In the listing below, please print the line that contains "Give me the" and every line that follows it, exactly.
-- begin --
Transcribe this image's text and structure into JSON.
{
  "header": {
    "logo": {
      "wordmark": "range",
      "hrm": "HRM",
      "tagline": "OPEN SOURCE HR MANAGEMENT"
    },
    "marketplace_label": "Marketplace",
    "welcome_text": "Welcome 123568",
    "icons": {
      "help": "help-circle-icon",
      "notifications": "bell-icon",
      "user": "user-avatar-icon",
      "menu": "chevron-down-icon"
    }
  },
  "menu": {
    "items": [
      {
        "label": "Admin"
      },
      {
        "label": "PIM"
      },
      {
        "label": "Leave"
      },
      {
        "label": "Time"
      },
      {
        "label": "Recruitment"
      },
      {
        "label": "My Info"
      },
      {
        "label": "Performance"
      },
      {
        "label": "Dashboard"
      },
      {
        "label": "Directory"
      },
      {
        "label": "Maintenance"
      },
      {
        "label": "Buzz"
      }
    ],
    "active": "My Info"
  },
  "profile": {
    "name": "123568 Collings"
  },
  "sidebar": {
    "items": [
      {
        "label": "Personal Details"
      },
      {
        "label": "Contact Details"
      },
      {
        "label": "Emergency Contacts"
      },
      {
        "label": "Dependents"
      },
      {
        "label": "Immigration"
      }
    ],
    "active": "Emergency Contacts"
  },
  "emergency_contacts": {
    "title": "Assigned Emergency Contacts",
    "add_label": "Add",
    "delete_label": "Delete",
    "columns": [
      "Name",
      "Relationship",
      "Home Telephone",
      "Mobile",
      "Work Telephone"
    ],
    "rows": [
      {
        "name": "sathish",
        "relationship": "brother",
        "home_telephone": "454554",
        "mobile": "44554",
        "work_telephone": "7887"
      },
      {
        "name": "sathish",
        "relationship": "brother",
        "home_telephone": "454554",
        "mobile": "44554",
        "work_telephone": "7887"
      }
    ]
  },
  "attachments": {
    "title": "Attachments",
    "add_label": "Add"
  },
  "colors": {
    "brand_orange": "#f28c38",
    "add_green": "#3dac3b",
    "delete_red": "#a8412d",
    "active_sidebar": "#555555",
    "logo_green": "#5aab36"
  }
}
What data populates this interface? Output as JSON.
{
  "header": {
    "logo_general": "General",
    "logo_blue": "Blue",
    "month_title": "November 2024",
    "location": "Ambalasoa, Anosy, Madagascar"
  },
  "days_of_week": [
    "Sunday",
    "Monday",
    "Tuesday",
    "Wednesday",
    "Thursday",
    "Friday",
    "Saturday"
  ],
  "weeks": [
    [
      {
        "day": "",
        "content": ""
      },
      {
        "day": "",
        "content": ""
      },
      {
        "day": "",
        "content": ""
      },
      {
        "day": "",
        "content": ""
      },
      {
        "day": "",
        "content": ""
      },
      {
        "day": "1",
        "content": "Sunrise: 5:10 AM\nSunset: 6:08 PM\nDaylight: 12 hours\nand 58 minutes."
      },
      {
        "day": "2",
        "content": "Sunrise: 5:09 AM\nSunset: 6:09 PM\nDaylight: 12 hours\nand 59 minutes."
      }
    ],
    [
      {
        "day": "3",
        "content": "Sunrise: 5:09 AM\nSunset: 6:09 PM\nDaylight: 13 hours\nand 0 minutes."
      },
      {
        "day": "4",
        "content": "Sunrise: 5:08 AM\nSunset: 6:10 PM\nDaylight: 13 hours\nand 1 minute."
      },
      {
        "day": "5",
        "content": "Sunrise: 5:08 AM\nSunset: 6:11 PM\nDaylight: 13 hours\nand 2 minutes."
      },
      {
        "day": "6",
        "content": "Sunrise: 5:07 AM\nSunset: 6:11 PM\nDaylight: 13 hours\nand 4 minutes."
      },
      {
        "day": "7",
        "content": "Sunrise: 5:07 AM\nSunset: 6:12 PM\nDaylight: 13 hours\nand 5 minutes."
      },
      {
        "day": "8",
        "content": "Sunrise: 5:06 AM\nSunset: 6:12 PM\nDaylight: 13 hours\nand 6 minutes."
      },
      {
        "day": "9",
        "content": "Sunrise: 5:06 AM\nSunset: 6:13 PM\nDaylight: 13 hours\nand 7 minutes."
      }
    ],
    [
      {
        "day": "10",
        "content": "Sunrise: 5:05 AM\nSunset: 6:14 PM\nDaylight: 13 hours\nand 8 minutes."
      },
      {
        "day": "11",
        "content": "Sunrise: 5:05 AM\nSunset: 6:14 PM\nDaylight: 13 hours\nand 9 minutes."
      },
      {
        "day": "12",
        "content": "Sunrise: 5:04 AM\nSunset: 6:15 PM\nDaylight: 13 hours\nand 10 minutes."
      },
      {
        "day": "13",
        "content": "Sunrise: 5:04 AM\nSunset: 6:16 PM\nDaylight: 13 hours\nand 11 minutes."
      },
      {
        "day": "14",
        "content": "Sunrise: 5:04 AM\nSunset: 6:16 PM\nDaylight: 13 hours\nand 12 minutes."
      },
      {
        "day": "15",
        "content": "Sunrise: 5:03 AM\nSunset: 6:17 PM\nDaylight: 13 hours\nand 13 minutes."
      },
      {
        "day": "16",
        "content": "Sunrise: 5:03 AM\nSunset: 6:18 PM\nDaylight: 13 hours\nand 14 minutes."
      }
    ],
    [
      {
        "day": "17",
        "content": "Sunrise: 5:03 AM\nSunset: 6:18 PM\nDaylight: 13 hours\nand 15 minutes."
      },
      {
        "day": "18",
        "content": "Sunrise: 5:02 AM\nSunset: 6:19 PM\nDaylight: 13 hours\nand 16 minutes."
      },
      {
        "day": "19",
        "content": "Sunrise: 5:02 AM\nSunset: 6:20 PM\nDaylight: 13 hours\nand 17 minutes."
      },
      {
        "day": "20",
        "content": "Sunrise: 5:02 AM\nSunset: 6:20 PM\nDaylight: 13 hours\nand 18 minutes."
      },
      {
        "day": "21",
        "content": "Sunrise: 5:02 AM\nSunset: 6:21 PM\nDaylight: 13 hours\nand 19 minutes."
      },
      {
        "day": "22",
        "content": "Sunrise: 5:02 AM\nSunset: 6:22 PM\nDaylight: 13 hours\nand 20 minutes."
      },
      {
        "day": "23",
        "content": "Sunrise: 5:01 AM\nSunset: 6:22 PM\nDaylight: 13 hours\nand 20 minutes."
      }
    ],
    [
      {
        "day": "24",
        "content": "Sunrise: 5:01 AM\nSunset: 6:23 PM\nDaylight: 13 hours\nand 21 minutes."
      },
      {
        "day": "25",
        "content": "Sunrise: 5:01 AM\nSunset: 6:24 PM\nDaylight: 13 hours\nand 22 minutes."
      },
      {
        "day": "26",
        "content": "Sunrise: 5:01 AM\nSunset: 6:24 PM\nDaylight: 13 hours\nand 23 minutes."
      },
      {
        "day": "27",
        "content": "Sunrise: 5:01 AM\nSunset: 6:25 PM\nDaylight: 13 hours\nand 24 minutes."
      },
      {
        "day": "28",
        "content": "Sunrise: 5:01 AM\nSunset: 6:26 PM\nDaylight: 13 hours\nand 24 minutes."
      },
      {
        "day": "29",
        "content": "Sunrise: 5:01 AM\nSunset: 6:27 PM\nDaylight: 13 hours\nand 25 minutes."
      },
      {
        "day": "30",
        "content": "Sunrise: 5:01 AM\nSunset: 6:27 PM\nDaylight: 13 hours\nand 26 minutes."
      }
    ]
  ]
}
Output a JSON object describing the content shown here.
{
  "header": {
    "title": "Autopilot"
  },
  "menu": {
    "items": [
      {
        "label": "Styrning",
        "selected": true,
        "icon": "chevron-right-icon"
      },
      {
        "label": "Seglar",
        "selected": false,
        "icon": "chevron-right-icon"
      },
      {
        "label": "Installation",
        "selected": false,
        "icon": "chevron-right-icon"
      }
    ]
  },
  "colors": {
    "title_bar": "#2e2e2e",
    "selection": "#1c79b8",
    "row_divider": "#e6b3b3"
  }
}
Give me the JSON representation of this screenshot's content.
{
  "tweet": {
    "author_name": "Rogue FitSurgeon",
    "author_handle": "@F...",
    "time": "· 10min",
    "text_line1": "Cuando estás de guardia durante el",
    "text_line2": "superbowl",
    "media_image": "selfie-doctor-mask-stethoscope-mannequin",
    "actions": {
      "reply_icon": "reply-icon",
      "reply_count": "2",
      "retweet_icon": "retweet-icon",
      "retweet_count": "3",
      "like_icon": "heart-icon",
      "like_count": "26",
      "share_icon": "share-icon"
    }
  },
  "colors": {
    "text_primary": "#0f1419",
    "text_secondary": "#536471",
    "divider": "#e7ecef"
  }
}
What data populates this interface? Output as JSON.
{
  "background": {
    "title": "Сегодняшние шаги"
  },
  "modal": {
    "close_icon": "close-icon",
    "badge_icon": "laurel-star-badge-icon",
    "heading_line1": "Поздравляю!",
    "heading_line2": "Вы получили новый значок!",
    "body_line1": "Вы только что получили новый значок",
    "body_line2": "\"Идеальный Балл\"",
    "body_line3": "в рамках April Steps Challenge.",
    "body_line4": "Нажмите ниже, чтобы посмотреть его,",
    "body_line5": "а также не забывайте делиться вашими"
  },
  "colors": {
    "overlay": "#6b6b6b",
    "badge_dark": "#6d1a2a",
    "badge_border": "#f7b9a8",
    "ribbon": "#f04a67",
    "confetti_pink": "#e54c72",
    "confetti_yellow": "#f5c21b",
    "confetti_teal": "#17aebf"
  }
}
-- end --
→ FULL SOLUTION
Give me the JSON representation of this screenshot's content.
{
  "tweet": {
    "author_name": "Rogue FitSurgeon",
    "author_handle": "@F...",
    "time": "· 10min",
    "text_line1": "Cuando estás de guardia durante el",
    "text_line2": "superbowl",
    "media_image": "selfie-doctor-mask-stethoscope-mannequin",
    "actions": {
      "reply_icon": "reply-icon",
      "reply_count": "2",
      "retweet_icon": "retweet-icon",
      "retweet_count": "3",
      "like_icon": "heart-icon",
      "like_count": "26",
      "share_icon": "share-icon"
    }
  },
  "colors": {
    "text_primary": "#0f1419",
    "text_secondary": "#536471",
    "divider": "#e7ecef"
  }
}
What data populates this interface? Output as JSON.
{
  "background": {
    "title": "Сегодняшние шаги"
  },
  "modal": {
    "close_icon": "close-icon",
    "badge_icon": "laurel-star-badge-icon",
    "heading_line1": "Поздравляю!",
    "heading_line2": "Вы получили новый значок!",
    "body_line1": "Вы только что получили новый значок",
    "body_line2": "\"Идеальный Балл\"",
    "body_line3": "в рамках April Steps Challenge.",
    "body_line4": "Нажмите ниже, чтобы посмотреть его,",
    "body_line5": "а также не забывайте делиться вашими"
  },
  "colors": {
    "overlay": "#6b6b6b",
    "badge_dark": "#6d1a2a",
    "badge_border": "#f7b9a8",
    "ribbon": "#f04a67",
    "confetti_pink": "#e54c72",
    "confetti_yellow": "#f5c21b",
    "confetti_teal": "#17aebf"
  }
}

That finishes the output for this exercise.